Every entry must be duplicated precisely as written.

===== RECORDS SHOWN =====

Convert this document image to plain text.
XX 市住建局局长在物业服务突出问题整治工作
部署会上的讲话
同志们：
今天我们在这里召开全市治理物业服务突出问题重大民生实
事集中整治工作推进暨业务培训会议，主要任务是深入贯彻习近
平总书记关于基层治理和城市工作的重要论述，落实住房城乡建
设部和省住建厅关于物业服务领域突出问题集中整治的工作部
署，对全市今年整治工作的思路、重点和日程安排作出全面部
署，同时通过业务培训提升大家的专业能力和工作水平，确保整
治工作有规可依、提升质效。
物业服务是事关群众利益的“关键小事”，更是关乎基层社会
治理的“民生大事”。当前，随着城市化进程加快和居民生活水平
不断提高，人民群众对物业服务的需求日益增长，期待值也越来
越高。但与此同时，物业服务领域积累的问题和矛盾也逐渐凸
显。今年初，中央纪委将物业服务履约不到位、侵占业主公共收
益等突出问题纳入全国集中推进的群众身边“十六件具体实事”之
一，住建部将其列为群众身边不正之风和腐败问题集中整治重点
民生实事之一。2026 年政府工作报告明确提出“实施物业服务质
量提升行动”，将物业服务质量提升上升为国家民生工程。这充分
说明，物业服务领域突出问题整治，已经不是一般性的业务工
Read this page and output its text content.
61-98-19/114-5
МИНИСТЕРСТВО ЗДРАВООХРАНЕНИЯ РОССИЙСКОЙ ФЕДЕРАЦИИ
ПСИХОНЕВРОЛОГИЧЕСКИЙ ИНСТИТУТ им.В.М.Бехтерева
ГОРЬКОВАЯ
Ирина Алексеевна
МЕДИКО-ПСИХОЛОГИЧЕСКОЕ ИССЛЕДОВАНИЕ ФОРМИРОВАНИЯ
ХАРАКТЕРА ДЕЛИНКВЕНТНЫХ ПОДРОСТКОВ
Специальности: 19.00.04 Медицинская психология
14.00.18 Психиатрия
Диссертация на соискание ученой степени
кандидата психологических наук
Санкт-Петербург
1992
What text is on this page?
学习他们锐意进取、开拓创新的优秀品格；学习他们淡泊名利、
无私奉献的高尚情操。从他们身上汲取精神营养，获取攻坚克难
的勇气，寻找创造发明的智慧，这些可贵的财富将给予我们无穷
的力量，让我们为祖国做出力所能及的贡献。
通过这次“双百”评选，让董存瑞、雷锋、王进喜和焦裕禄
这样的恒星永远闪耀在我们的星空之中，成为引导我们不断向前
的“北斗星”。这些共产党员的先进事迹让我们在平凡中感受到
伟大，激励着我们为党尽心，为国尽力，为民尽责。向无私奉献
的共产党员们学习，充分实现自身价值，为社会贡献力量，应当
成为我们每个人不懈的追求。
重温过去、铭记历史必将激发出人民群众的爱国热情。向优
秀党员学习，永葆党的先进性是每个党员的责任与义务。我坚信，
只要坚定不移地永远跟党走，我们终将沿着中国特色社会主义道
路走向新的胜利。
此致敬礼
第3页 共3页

=====

● EXERCISE ANSWER:
Convert this document image to plain text.
XX 市住建局局长在物业服务突出问题整治工作
部署会上的讲话
同志们：
今天我们在这里召开全市治理物业服务突出问题重大民生实
事集中整治工作推进暨业务培训会议，主要任务是深入贯彻习近
平总书记关于基层治理和城市工作的重要论述，落实住房城乡建
设部和省住建厅关于物业服务领域突出问题集中整治的工作部
署，对全市今年整治工作的思路、重点和日程安排作出全面部
署，同时通过业务培训提升大家的专业能力和工作水平，确保整
治工作有规可依、提升质效。
物业服务是事关群众利益的“关键小事”，更是关乎基层社会
治理的“民生大事”。当前，随着城市化进程加快和居民生活水平
不断提高，人民群众对物业服务的需求日益增长，期待值也越来
越高。但与此同时，物业服务领域积累的问题和矛盾也逐渐凸
显。今年初，中央纪委将物业服务履约不到位、侵占业主公共收
益等突出问题纳入全国集中推进的群众身边“十六件具体实事”之
一，住建部将其列为群众身边不正之风和腐败问题集中整治重点
民生实事之一。2026 年政府工作报告明确提出“实施物业服务质
量提升行动”，将物业服务质量提升上升为国家民生工程。这充分
说明，物业服务领域突出问题整治，已经不是一般性的业务工
Read this page and output its text content.
61-98-19/114-5
МИНИСТЕРСТВО ЗДРАВООХРАНЕНИЯ РОССИЙСКОЙ ФЕДЕРАЦИИ
ПСИХОНЕВРОЛОГИЧЕСКИЙ ИНСТИТУТ им.В.М.Бехтерева
ГОРЬКОВАЯ
Ирина Алексеевна
МЕДИКО-ПСИХОЛОГИЧЕСКОЕ ИССЛЕДОВАНИЕ ФОРМИРОВАНИЯ
ХАРАКТЕРА ДЕЛИНКВЕНТНЫХ ПОДРОСТКОВ
Специальности: 19.00.04 Медицинская психология
14.00.18 Психиатрия
Диссертация на соискание ученой степени
кандидата психологических наук
Санкт-Петербург
1992
What text is on this page?
学习他们锐意进取、开拓创新的优秀品格；学习他们淡泊名利、
无私奉献的高尚情操。从他们身上汲取精神营养，获取攻坚克难
的勇气，寻找创造发明的智慧，这些可贵的财富将给予我们无穷
的力量，让我们为祖国做出力所能及的贡献。
通过这次“双百”评选，让董存瑞、雷锋、王进喜和焦裕禄
这样的恒星永远闪耀在我们的星空之中，成为引导我们不断向前
的“北斗星”。这些共产党员的先进事迹让我们在平凡中感受到
伟大，激励着我们为党尽心，为国尽力，为民尽责。向无私奉献
的共产党员们学习，充分实现自身价值，为社会贡献力量，应当
成为我们每个人不懈的追求。
重温过去、铭记历史必将激发出人民群众的爱国热情。向优
秀党员学习，永葆党的先进性是每个党员的责任与义务。我坚信，
只要坚定不移地永远跟党走，我们终将沿着中国特色社会主义道
路走向新的胜利。
此致敬礼
第3页 共3页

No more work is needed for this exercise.